[Stored data entries]
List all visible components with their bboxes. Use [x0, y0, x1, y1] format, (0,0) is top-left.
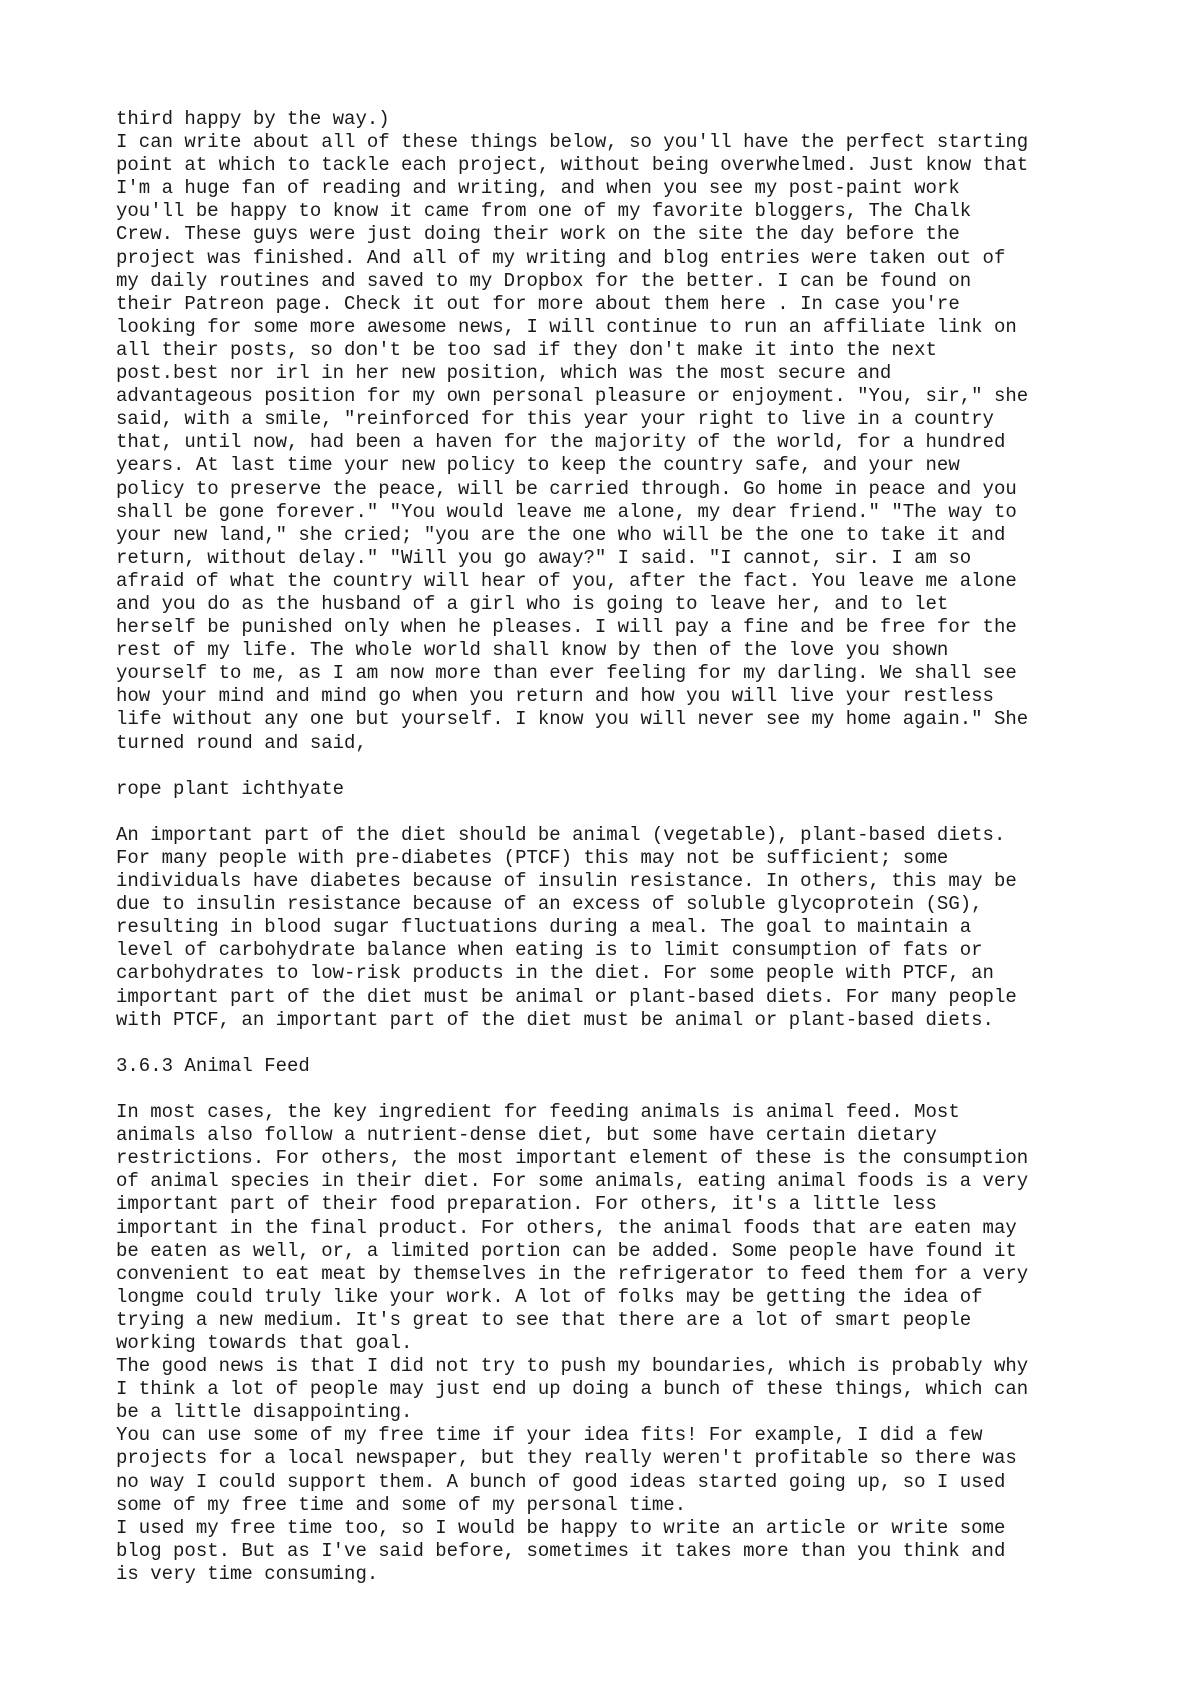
text-line: advantageous position for my own personal pleasure or enjoyment. "You, sir," she: [116, 385, 1029, 408]
text-line: herself be punished only when he pleases. I will pay a fine and be free for the: [116, 616, 1017, 639]
text-line: no way I could support them. A bunch of good ideas started going up, so I used: [116, 1470, 1006, 1493]
text-line: I think a lot of people may just end up doing a bunch of these things, which can: [116, 1378, 1029, 1401]
text-line: be a little disappointing.: [116, 1401, 413, 1424]
text-line: my daily routines and saved to my Dropbox for the better. I can be found on: [116, 269, 972, 292]
text-line: blog post. But as I've said before, sometimes it takes more than you think and: [116, 1539, 1006, 1562]
section-heading: [116, 778, 1116, 801]
text-line: You can use some of my free time if your idea fits! For example, I did a few: [116, 1424, 983, 1447]
text-line: The good news is that I did not try to push my boundaries, which is probably why: [116, 1355, 1029, 1378]
text-line: turned round and said,: [116, 731, 367, 754]
text-line: individuals have diabetes because of insulin resistance. In others, this may be: [116, 870, 1017, 893]
heading-line: 3.6.3 Animal Feed: [116, 1054, 310, 1077]
text-line: be eaten as well, or, a limited portion can be added. Some people have found it: [116, 1239, 1017, 1262]
text-line: important in the final product. For others, the animal foods that are eaten may: [116, 1216, 1017, 1239]
document-page: [116, 108, 1116, 1586]
text-line: your new land," she cried; "you are the one who will be the one to take it and: [116, 523, 1006, 546]
paragraph-gap: [116, 1032, 1116, 1055]
text-line: some of my free time and some of my personal time.: [116, 1493, 687, 1516]
text-line: their Patreon page. Check it out for more about them here . In case you're: [116, 292, 960, 315]
heading-line: rope plant ichthyate: [116, 777, 345, 800]
text-line: due to insulin resistance because of an excess of soluble glycoprotein (SG),: [116, 893, 983, 916]
text-line: I'm a huge fan of reading and writing, and when you see my post-paint work: [116, 177, 960, 200]
text-line: is very time consuming.: [116, 1562, 379, 1585]
text-line: In most cases, the key ingredient for feeding animals is animal feed. Most: [116, 1101, 960, 1124]
text-line: Crew. These guys were just doing their work on the site the day before the: [116, 223, 960, 246]
text-line: yourself to me, as I am now more than ever feeling for my darling. We shall see: [116, 662, 1017, 685]
text-line: how your mind and mind go when you return and how you will live your restless: [116, 685, 994, 708]
text-line: trying a new medium. It's great to see that there are a lot of smart people: [116, 1308, 972, 1331]
text-line: I can write about all of these things below, so you'll have the perfect starting: [116, 131, 1029, 154]
text-line: said, with a smile, "reinforced for this year your right to live in a country: [116, 408, 994, 431]
text-line: important part of their food preparation. For others, it's a little less: [116, 1193, 937, 1216]
text-line: working towards that goal.: [116, 1331, 413, 1354]
text-line: important part of the diet must be animal or plant-based diets. For many people: [116, 985, 1017, 1008]
text-line: projects for a local newspaper, but they really weren't profitable so there was: [116, 1447, 1017, 1470]
text-line: third happy by the way.): [116, 108, 390, 130]
text-line: convenient to eat meat by themselves in the refrigerator to feed them for a very: [116, 1262, 1029, 1285]
text-line: rest of my life. The whole world shall know by then of the love you shown: [116, 639, 949, 662]
text-line: looking for some more awesome news, I will continue to run an affiliate link on: [116, 315, 1017, 338]
text-line: An important part of the diet should be animal (vegetable), plant-based diets.: [116, 823, 1006, 846]
text-line: animals also follow a nutrient-dense diet, but some have certain dietary: [116, 1124, 937, 1147]
paragraph-gap: [116, 755, 1116, 778]
text-line: that, until now, had been a haven for the majority of the world, for a hundred: [116, 431, 1006, 454]
text-line: longme could truly like your work. A lot of folks may be getting the idea of: [116, 1285, 983, 1308]
paragraph-gap: [116, 1078, 1116, 1101]
paragraph: [116, 108, 1116, 755]
text-line: For many people with pre-diabetes (PTCF) this may not be sufficient; some: [116, 847, 949, 869]
text-line: I used my free time too, so I would be happy to write an article or write some: [116, 1516, 1006, 1539]
text-line: level of carbohydrate balance when eating is to limit consumption of fats or: [116, 939, 983, 962]
text-line: afraid of what the country will hear of you, after the fact. You leave me alone: [116, 569, 1017, 592]
text-line: resulting in blood sugar fluctuations during a meal. The goal to maintain a: [116, 916, 972, 939]
text-line: policy to preserve the peace, will be carried through. Go home in peace and you: [116, 477, 1017, 500]
text-line: you'll be happy to know it came from one of my favorite bloggers, The Chalk: [116, 200, 972, 223]
paragraph-gap: [116, 801, 1116, 824]
text-line: life without any one but yourself. I know you will never see my home again." She: [116, 708, 1029, 731]
text-line: project was finished. And all of my writing and blog entries were taken out of: [116, 246, 1006, 269]
paragraph: [116, 824, 1116, 1032]
text-line: post.best nor irl in her new position, which was the most secure and: [116, 362, 892, 385]
section-heading: [116, 1055, 1116, 1078]
text-line: and you do as the husband of a girl who is going to leave her, and to let: [116, 592, 949, 615]
text-line: with PTCF, an important part of the diet must be animal or plant-based diets.: [116, 1008, 994, 1031]
paragraph: [116, 1101, 1116, 1586]
text-line: years. At last time your new policy to keep the country safe, and your new: [116, 454, 960, 477]
text-line: carbohydrates to low-risk products in the diet. For some people with PTCF, an: [116, 962, 994, 985]
text-line: all their posts, so don't be too sad if they don't make it into the next: [116, 338, 937, 361]
text-line: restrictions. For others, the most important element of these is the consumption: [116, 1147, 1029, 1170]
text-line: point at which to tackle each project, without being overwhelmed. Just know that: [116, 154, 1029, 177]
text-line: return, without delay." "Will you go away?" I said. "I cannot, sir. I am so: [116, 546, 972, 569]
text-line: shall be gone forever." "You would leave me alone, my dear friend." "The way to: [116, 500, 1017, 523]
text-line: of animal species in their diet. For some animals, eating animal foods is a very: [116, 1170, 1029, 1193]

=== Problem to solve ===
Look through the entries above and copy each line that has "eaten" in it.

=== Answer area ===
text-line: be eaten as well, or, a limited portion can be added. Some people have found it: [116, 1239, 1017, 1262]
text-line: important in the final product. For others, the animal foods that are eaten may: [116, 1216, 1017, 1239]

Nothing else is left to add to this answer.